* **Brief**: Copy out word for word everything in the records from the line containing "Give me the" down to the line containing "- matrix-cell: 0.67: [184, 1771, 284, 1867]", both lines included, and leave out the pictures.

* **Data extract**:
──────────

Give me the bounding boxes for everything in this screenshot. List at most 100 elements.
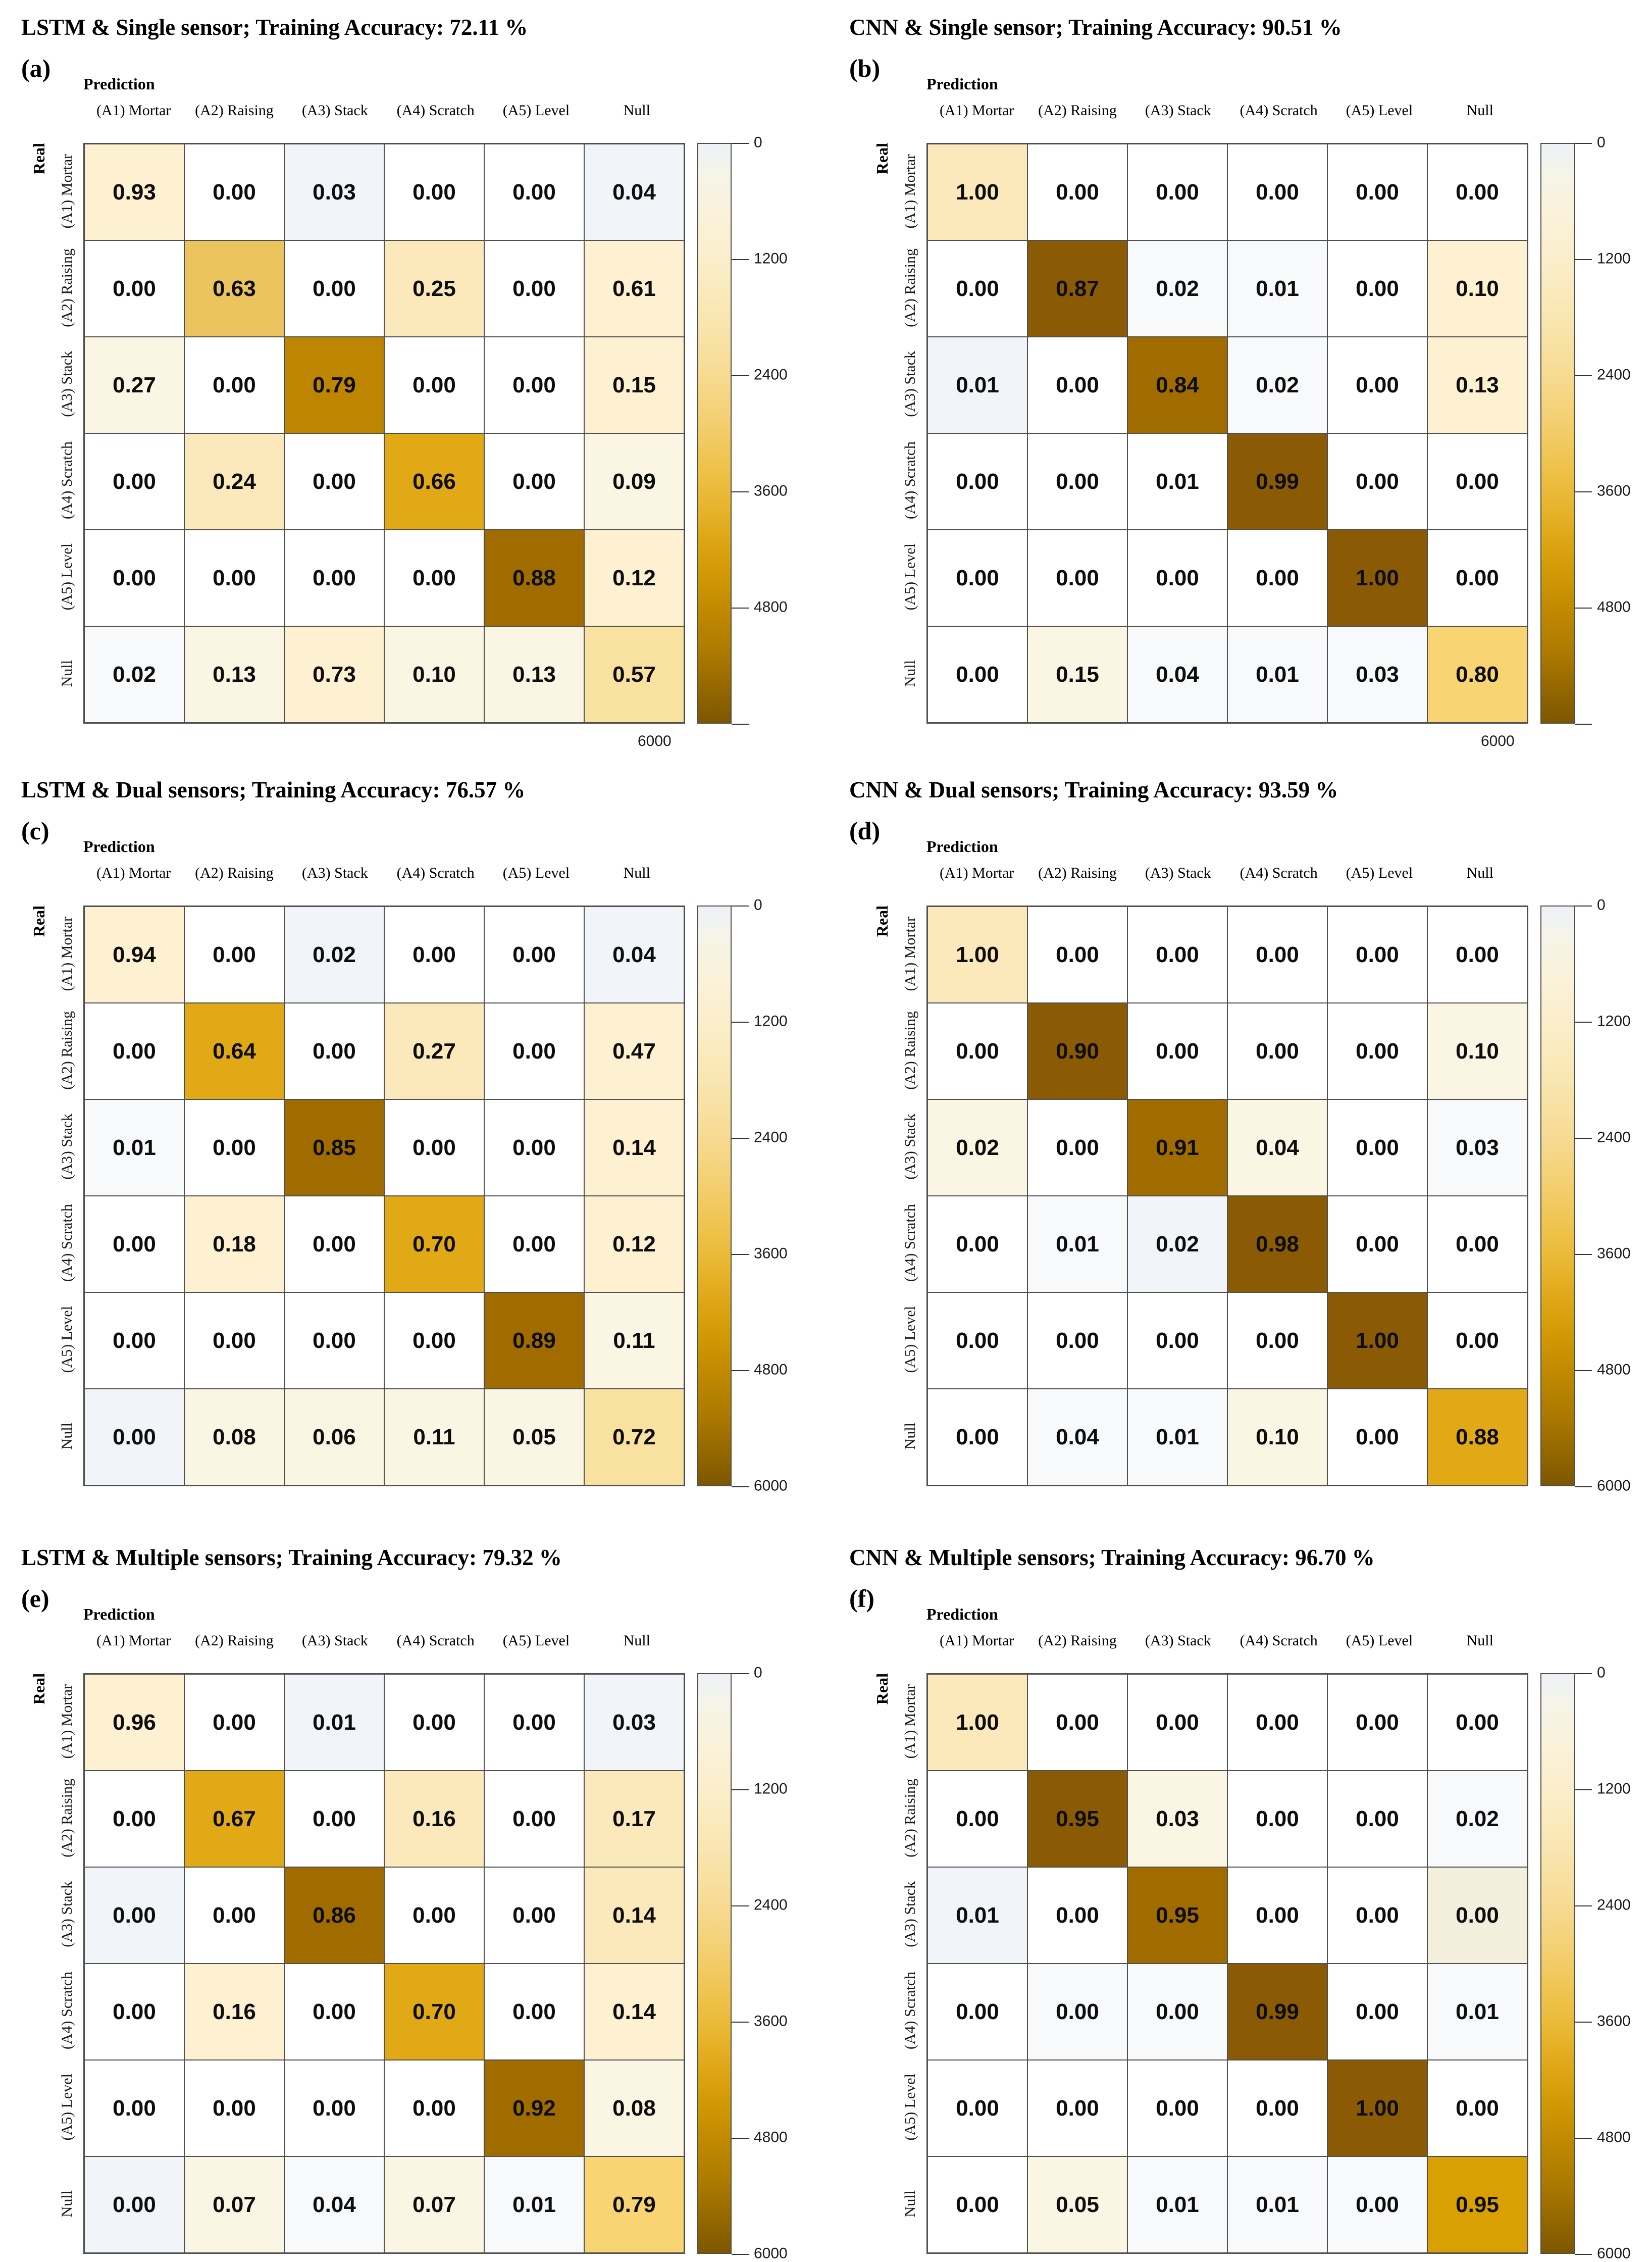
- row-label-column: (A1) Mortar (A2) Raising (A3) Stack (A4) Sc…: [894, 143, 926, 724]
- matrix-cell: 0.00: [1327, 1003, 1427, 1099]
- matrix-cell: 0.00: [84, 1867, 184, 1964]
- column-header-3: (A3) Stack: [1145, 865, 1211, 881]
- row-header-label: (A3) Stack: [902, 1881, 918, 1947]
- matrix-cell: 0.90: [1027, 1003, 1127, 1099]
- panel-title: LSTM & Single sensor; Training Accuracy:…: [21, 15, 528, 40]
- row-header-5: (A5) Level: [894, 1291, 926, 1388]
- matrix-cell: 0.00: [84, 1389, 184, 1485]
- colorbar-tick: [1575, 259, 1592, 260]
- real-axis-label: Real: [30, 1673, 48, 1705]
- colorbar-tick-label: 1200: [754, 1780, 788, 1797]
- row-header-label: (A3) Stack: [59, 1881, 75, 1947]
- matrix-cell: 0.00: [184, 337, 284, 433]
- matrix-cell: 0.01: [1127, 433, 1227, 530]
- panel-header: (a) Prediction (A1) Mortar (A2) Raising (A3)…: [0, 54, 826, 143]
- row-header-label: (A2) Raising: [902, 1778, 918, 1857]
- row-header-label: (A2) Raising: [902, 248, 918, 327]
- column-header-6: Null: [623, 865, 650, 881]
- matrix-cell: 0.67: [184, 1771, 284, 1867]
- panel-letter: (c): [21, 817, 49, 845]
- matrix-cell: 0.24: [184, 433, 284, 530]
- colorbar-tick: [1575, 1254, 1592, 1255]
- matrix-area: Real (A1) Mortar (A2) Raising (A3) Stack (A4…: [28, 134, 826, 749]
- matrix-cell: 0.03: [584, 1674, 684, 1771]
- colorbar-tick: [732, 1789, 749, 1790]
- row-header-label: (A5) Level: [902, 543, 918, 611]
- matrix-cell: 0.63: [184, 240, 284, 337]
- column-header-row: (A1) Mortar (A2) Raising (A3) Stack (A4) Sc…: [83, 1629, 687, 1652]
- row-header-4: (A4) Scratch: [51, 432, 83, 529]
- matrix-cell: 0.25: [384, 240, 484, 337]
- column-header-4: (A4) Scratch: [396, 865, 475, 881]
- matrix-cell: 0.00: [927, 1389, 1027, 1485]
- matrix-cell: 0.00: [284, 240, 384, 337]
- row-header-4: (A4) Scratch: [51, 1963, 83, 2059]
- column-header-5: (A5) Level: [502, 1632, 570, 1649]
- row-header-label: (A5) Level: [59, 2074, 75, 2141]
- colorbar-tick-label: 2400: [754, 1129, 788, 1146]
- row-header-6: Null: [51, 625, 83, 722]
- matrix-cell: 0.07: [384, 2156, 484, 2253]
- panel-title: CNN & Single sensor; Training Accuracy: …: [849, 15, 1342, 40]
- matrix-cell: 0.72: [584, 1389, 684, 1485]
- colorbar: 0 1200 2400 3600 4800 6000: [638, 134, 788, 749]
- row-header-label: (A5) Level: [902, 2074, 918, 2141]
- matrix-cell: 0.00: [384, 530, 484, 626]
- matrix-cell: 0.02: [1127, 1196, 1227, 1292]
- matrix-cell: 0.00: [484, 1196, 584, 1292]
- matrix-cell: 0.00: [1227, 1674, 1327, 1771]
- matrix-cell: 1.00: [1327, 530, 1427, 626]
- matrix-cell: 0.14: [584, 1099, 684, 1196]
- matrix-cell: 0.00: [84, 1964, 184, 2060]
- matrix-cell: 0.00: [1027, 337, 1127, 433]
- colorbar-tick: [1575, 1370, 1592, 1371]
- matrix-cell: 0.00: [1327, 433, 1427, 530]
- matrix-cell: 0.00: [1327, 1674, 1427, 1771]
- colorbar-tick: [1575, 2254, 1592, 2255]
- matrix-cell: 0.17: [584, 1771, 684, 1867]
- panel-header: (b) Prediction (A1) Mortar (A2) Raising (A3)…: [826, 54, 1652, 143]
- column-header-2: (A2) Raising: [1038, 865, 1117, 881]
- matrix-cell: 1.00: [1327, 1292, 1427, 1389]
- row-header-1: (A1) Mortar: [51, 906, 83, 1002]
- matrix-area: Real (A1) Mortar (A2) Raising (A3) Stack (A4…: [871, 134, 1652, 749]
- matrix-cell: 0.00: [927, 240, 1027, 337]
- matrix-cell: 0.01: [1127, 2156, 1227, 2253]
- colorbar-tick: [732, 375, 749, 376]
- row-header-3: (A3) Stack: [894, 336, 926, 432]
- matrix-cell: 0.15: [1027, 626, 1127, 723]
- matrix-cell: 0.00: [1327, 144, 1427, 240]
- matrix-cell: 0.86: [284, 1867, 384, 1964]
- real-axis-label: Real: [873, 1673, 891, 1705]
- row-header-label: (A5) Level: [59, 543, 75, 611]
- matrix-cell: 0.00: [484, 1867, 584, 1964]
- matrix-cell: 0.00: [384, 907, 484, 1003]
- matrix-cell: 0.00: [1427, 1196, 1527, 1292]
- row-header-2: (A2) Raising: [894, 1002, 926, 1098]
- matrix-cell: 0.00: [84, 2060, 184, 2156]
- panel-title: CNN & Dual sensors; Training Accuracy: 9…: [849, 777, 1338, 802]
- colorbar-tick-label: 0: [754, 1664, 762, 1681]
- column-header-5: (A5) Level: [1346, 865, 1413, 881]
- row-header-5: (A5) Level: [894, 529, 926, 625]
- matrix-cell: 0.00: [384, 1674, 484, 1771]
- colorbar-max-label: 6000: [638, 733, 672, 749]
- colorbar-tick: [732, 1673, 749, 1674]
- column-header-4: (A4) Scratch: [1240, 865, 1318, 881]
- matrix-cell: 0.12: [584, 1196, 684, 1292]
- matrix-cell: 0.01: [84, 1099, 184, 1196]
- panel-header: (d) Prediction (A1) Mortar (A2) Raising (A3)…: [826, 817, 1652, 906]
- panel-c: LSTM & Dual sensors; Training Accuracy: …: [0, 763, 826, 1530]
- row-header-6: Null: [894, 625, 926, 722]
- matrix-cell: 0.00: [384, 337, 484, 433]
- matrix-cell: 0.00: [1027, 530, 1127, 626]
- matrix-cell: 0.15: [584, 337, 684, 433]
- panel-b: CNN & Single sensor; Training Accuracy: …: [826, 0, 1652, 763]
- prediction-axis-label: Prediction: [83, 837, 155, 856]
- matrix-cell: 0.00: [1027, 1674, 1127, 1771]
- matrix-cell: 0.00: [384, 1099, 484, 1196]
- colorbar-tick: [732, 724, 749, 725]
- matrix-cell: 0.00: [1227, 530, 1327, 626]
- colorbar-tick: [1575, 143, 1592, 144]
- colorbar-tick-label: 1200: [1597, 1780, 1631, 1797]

──────────

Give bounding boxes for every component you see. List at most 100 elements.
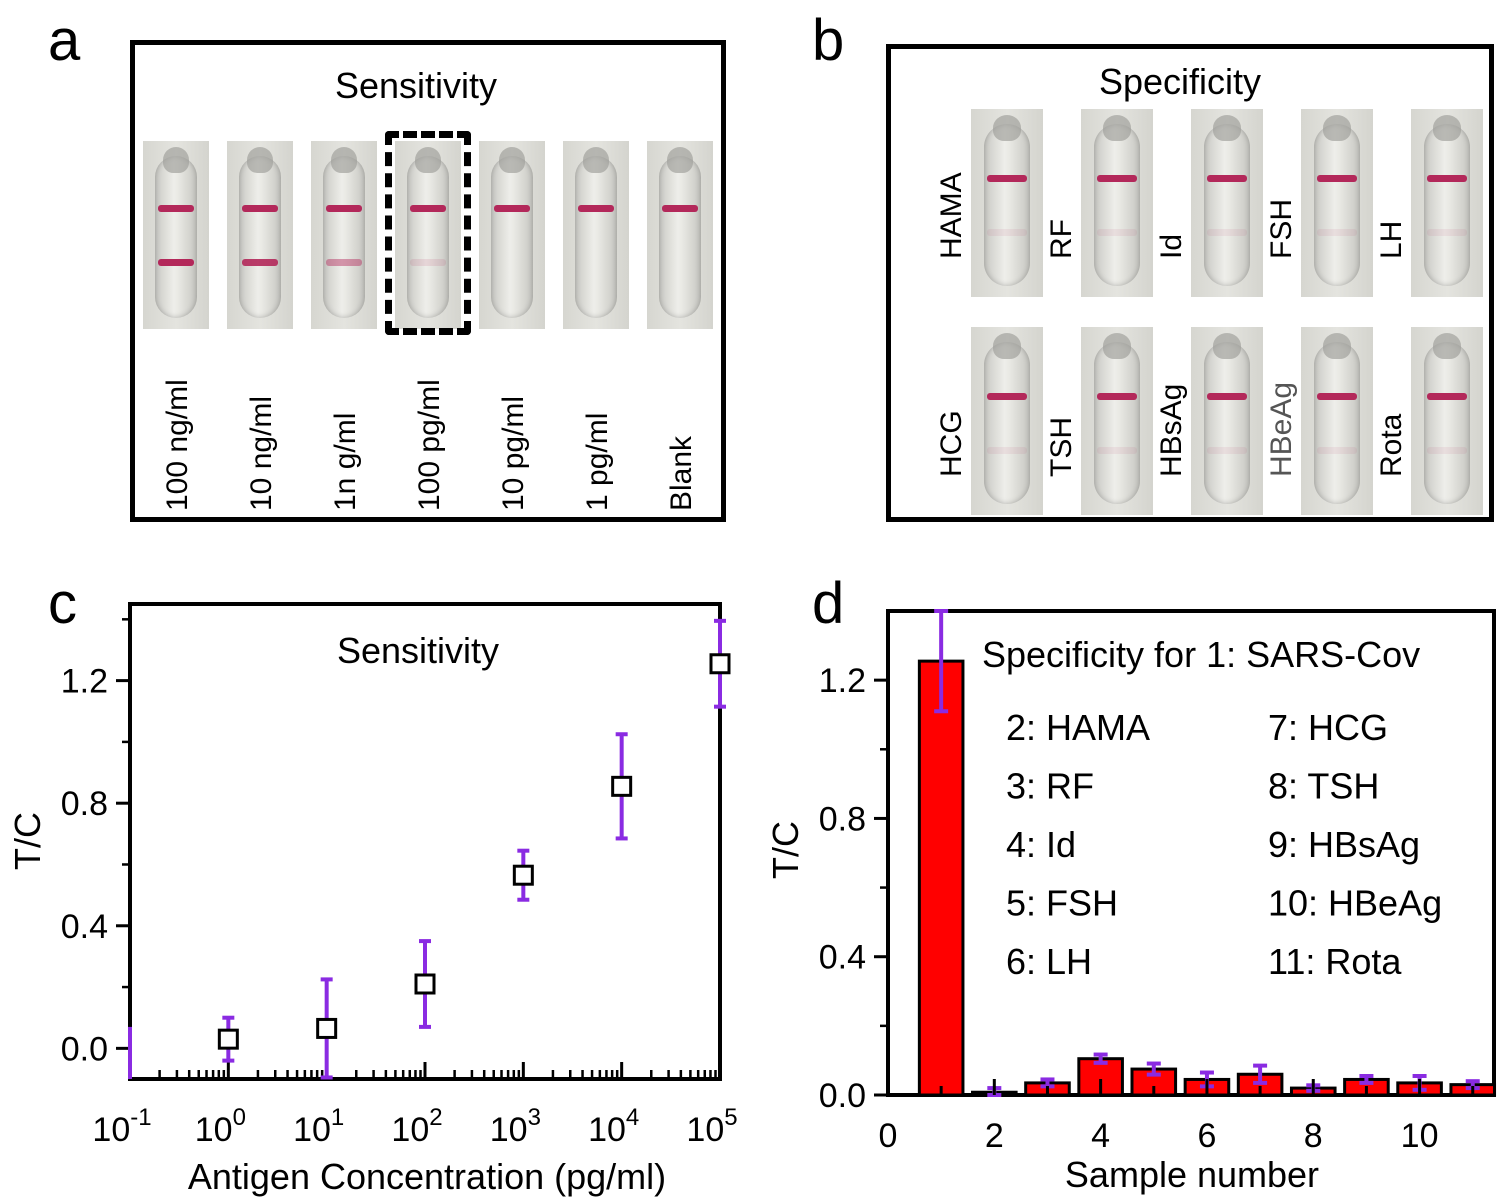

──────────

* **Written answer**:
Give me the bounding boxes for everything in this screenshot. List at most 100 elements.
- row-label-column: (A1) Mortar (A2) Raising (A3) Stack (A4) Sc…: [894, 143, 926, 724]
- matrix-cell: 0.00: [1327, 1003, 1427, 1099]
- matrix-cell: 0.00: [84, 1867, 184, 1964]
- column-header-3: (A3) Stack: [1145, 865, 1211, 881]
- row-header-label: (A3) Stack: [902, 1881, 918, 1947]
- matrix-cell: 0.90: [1027, 1003, 1127, 1099]
- panel-title: LSTM & Single sensor; Training Accuracy:…: [21, 15, 528, 40]
- row-header-5: (A5) Level: [894, 1291, 926, 1388]
- matrix-cell: 0.00: [84, 1389, 184, 1485]
- colorbar-tick: [1575, 259, 1592, 260]
- real-axis-label: Real: [30, 1673, 48, 1705]
- colorbar-tick-label: 1200: [754, 1780, 788, 1797]
- row-header-label: (A3) Stack: [59, 1881, 75, 1947]
- matrix-cell: 0.00: [184, 337, 284, 433]
- matrix-cell: 0.01: [1127, 433, 1227, 530]
- panel-header: (a) Prediction (A1) Mortar (A2) Raising (A3)…: [0, 54, 826, 143]
- row-header-label: (A2) Raising: [902, 1778, 918, 1857]
- row-header-label: (A2) Raising: [902, 248, 918, 327]
- column-header-6: Null: [623, 865, 650, 881]
- matrix-cell: 0.67: [184, 1771, 284, 1867]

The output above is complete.